PROBLEM DETAILS:
Restate each line of the listing exactly, without carrying over any pictures.

Records from a collection:
§ §

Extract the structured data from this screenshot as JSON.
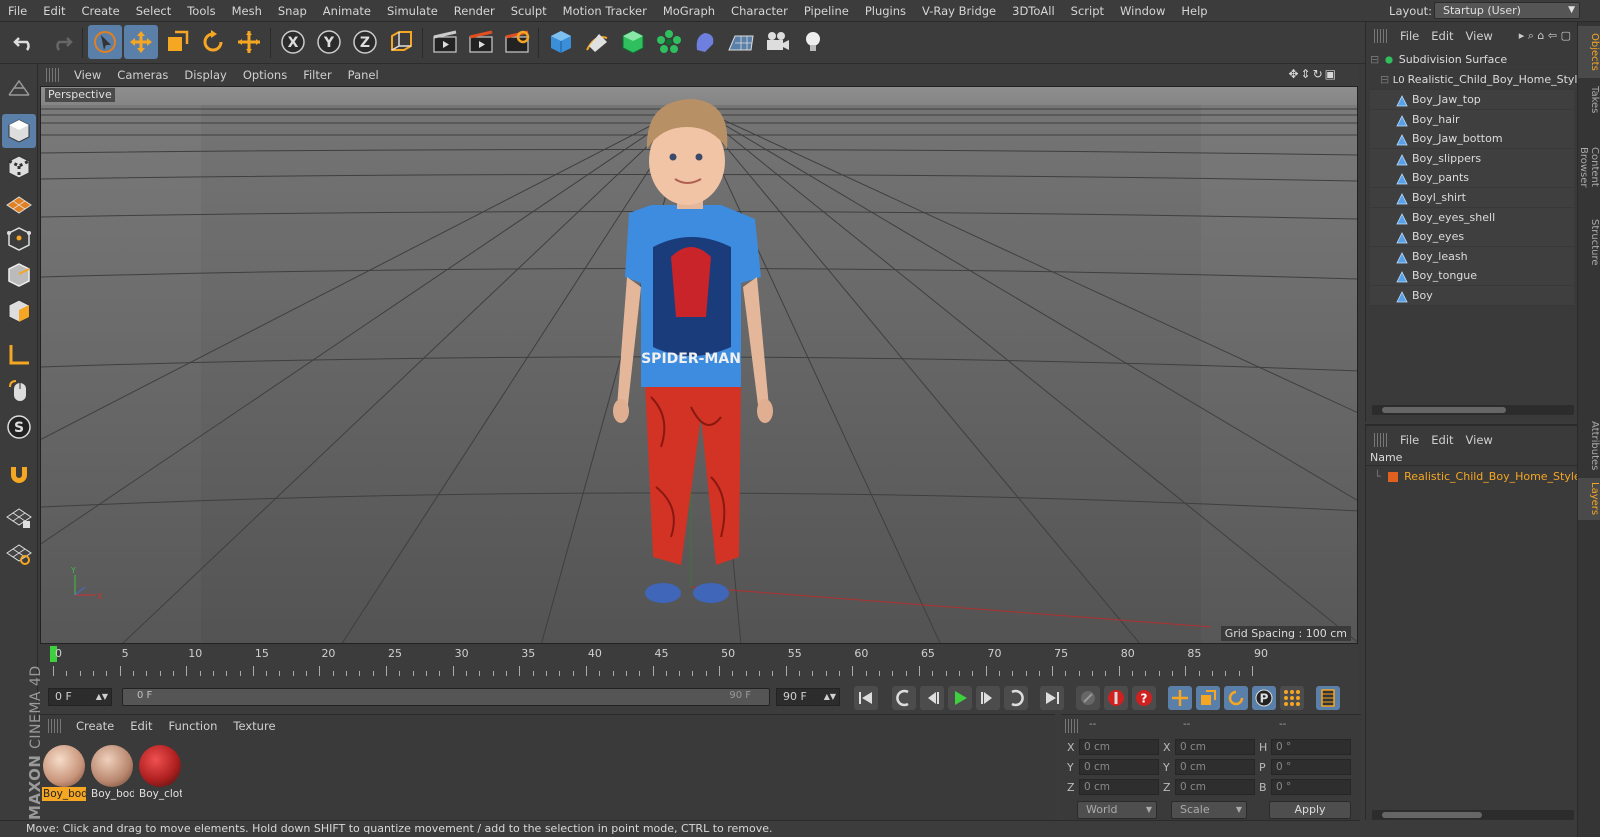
{
  "menu": [
    "File",
    "Edit",
    "Create",
    "Select",
    "Tools",
    "Mesh",
    "Snap",
    "Animate",
    "Simulate",
    "Render",
    "Sculpt",
    "Motion Tracker",
    "MoGraph",
    "Character",
    "Pipeline",
    "Plugins",
    "V-Ray Bridge",
    "3DToAll",
    "Script",
    "Window",
    "Help"
  ],
  "layout": {
    "label": "Layout:",
    "value": "Startup (User)"
  },
  "viewport": {
    "menu": [
      "View",
      "Cameras",
      "Display",
      "Options",
      "Filter",
      "Panel"
    ],
    "camera": "Perspective",
    "grid_spacing": "Grid Spacing : 100 cm"
  },
  "timeline": {
    "ticks": [
      "0",
      "5",
      "10",
      "15",
      "20",
      "25",
      "30",
      "35",
      "40",
      "45",
      "50",
      "55",
      "60",
      "65",
      "70",
      "75",
      "80",
      "85",
      "90"
    ],
    "current_frame": "0 F",
    "start_field": "0 F",
    "range_start": "0 F",
    "range_end": "90 F",
    "end_field": "90 F"
  },
  "materials": {
    "menu": [
      "Create",
      "Edit",
      "Function",
      "Texture"
    ],
    "items": [
      "Boy_bod",
      "Boy_bod",
      "Boy_clot"
    ]
  },
  "coordinates": {
    "headers": [
      "--",
      "--",
      "--"
    ],
    "rows": [
      {
        "a": "X",
        "av": "0 cm",
        "b": "X",
        "bv": "0 cm",
        "c": "H",
        "cv": "0 °"
      },
      {
        "a": "Y",
        "av": "0 cm",
        "b": "Y",
        "bv": "0 cm",
        "c": "P",
        "cv": "0 °"
      },
      {
        "a": "Z",
        "av": "0 cm",
        "b": "Z",
        "bv": "0 cm",
        "c": "B",
        "cv": "0 °"
      }
    ],
    "space": "World",
    "mode": "Scale",
    "apply": "Apply"
  },
  "objects": {
    "menu": [
      "File",
      "Edit",
      "View"
    ],
    "root": "Subdivision Surface",
    "group": "Realistic_Child_Boy_Home_Style",
    "children": [
      "Boy_Jaw_top",
      "Boy_hair",
      "Boy_Jaw_bottom",
      "Boy_slippers",
      "Boy_pants",
      "Boyl_shirt",
      "Boy_eyes_shell",
      "Boy_eyes",
      "Boy_leash",
      "Boy_tongue",
      "Boy"
    ]
  },
  "layers": {
    "menu": [
      "File",
      "Edit",
      "View"
    ],
    "header": "Name",
    "item": "Realistic_Child_Boy_Home_Style"
  },
  "side_tabs": [
    "Objects",
    "Takes",
    "Content Browser",
    "Structure",
    "Attributes",
    "Layers"
  ],
  "branding": {
    "brand": "MAXON",
    "product": "CINEMA 4D"
  },
  "status": "Move: Click and drag to move elements. Hold down SHIFT to quantize movement / add to the selection in point mode, CTRL to remove.",
  "colors": {
    "accent": "#f5a623",
    "active_tool": "#5a7fa8",
    "panel": "#3a3a3a"
  }
}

§ §

TASK RESPONSE:
Extract the structured data from this screenshot as JSON.
{
  "menu": [
    "File",
    "Edit",
    "Create",
    "Select",
    "Tools",
    "Mesh",
    "Snap",
    "Animate",
    "Simulate",
    "Render",
    "Sculpt",
    "Motion Tracker",
    "MoGraph",
    "Character",
    "Pipeline",
    "Plugins",
    "V-Ray Bridge",
    "3DToAll",
    "Script",
    "Window",
    "Help"
  ],
  "layout": {
    "label": "Layout:",
    "value": "Startup (User)"
  },
  "viewport": {
    "menu": [
      "View",
      "Cameras",
      "Display",
      "Options",
      "Filter",
      "Panel"
    ],
    "camera": "Perspective",
    "grid_spacing": "Grid Spacing : 100 cm"
  },
  "timeline": {
    "ticks": [
      "0",
      "5",
      "10",
      "15",
      "20",
      "25",
      "30",
      "35",
      "40",
      "45",
      "50",
      "55",
      "60",
      "65",
      "70",
      "75",
      "80",
      "85",
      "90"
    ],
    "current_frame": "0 F",
    "start_field": "0 F",
    "range_start": "0 F",
    "range_end": "90 F",
    "end_field": "90 F"
  },
  "materials": {
    "menu": [
      "Create",
      "Edit",
      "Function",
      "Texture"
    ],
    "items": [
      "Boy_bod",
      "Boy_bod",
      "Boy_clot"
    ]
  },
  "coordinates": {
    "headers": [
      "--",
      "--",
      "--"
    ],
    "rows": [
      {
        "a": "X",
        "av": "0 cm",
        "b": "X",
        "bv": "0 cm",
        "c": "H",
        "cv": "0 °"
      },
      {
        "a": "Y",
        "av": "0 cm",
        "b": "Y",
        "bv": "0 cm",
        "c": "P",
        "cv": "0 °"
      },
      {
        "a": "Z",
        "av": "0 cm",
        "b": "Z",
        "bv": "0 cm",
        "c": "B",
        "cv": "0 °"
      }
    ],
    "space": "World",
    "mode": "Scale",
    "apply": "Apply"
  },
  "objects": {
    "menu": [
      "File",
      "Edit",
      "View"
    ],
    "root": "Subdivision Surface",
    "group": "Realistic_Child_Boy_Home_Style",
    "children": [
      "Boy_Jaw_top",
      "Boy_hair",
      "Boy_Jaw_bottom",
      "Boy_slippers",
      "Boy_pants",
      "Boyl_shirt",
      "Boy_eyes_shell",
      "Boy_eyes",
      "Boy_leash",
      "Boy_tongue",
      "Boy"
    ]
  },
  "layers": {
    "menu": [
      "File",
      "Edit",
      "View"
    ],
    "header": "Name",
    "item": "Realistic_Child_Boy_Home_Style"
  },
  "side_tabs": [
    "Objects",
    "Takes",
    "Content Browser",
    "Structure",
    "Attributes",
    "Layers"
  ],
  "branding": {
    "brand": "MAXON",
    "product": "CINEMA 4D"
  },
  "status": "Move: Click and drag to move elements. Hold down SHIFT to quantize movement / add to the selection in point mode, CTRL to remove.",
  "colors": {
    "accent": "#f5a623",
    "active_tool": "#5a7fa8",
    "panel": "#3a3a3a"
  }
}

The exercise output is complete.